Where the word "islands" occurs in a line, return that line.

==============================

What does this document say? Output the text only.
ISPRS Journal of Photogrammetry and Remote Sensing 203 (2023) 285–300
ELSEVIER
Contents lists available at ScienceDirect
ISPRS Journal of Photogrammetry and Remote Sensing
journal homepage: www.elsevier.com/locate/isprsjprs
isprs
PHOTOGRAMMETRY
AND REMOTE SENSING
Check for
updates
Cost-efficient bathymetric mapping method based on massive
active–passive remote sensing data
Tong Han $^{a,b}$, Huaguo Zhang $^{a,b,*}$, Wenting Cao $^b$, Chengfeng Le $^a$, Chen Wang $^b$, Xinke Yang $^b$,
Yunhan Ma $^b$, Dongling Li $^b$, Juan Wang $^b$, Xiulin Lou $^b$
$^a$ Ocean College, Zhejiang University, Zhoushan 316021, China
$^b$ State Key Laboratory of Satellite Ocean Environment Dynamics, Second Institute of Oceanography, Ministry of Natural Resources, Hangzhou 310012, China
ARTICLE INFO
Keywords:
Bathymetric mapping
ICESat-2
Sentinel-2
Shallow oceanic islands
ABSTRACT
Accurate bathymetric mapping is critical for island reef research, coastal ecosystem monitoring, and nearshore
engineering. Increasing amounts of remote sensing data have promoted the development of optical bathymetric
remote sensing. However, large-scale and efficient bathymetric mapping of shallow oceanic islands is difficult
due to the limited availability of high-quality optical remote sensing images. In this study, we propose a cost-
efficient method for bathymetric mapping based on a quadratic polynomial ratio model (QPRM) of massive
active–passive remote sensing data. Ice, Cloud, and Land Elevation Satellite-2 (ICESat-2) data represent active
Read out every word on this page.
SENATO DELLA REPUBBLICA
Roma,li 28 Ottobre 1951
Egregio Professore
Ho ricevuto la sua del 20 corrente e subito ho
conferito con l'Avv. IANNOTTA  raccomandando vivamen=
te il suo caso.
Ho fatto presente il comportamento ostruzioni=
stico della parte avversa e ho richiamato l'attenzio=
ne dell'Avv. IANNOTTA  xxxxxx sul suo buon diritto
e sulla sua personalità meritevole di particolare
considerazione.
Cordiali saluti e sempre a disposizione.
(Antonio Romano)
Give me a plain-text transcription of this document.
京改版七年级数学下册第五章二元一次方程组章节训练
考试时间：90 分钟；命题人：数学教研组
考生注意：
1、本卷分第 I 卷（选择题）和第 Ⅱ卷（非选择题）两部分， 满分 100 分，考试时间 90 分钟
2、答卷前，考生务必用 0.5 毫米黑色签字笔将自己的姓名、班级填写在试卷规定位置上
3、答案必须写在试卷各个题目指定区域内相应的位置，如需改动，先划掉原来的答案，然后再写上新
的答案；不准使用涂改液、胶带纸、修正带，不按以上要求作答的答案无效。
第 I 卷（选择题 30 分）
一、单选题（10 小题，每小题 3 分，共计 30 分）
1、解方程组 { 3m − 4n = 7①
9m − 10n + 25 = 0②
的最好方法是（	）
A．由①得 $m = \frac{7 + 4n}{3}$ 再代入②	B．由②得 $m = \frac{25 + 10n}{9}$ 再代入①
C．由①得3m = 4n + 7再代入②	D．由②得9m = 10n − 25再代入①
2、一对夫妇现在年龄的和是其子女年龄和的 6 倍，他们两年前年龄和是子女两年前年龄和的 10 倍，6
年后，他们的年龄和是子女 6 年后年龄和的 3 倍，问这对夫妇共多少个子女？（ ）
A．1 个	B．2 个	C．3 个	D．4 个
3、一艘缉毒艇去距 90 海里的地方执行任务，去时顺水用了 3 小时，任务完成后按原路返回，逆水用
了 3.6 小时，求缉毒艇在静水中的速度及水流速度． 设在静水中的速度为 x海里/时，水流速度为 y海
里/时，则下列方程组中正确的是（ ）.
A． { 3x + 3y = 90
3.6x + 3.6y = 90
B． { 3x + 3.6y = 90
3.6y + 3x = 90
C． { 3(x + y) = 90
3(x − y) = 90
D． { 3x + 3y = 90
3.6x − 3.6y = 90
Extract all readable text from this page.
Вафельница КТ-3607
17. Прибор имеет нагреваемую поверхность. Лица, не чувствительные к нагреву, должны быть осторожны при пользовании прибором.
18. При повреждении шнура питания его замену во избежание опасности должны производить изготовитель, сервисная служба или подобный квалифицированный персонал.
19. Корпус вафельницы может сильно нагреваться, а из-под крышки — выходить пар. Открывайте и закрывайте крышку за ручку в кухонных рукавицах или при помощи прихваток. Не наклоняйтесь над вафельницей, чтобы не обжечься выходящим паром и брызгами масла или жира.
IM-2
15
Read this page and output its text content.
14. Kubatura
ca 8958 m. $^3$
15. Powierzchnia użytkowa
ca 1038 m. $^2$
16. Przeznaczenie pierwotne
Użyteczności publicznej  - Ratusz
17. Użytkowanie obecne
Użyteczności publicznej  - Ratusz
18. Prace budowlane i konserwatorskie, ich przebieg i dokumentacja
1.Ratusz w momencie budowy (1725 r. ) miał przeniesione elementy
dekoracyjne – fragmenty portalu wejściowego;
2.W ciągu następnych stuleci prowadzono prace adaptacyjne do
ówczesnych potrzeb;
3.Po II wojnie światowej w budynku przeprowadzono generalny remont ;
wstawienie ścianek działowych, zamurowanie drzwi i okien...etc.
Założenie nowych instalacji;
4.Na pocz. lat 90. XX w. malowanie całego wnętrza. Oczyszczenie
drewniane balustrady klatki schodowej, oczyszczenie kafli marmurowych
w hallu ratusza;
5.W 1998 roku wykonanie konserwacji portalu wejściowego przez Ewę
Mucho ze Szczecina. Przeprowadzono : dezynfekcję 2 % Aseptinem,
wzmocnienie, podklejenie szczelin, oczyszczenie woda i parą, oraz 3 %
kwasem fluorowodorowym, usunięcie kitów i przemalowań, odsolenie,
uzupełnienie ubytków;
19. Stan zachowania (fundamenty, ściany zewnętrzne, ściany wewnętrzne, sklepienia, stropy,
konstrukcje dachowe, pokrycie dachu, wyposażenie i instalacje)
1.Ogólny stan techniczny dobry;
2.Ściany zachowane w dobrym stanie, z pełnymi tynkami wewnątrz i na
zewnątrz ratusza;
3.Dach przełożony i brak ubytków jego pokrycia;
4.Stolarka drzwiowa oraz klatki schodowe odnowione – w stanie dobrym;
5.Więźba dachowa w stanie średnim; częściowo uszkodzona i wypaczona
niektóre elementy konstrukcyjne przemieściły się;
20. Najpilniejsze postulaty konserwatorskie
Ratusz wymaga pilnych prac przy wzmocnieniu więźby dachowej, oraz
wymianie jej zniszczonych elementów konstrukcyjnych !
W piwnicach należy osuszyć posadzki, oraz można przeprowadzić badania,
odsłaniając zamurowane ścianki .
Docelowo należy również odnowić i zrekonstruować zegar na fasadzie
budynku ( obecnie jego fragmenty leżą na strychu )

==============================

Output –
Shallow oceanic islands
remote sensing. However, large-scale and efficient bathymetric mapping of shallow oceanic islands is difficult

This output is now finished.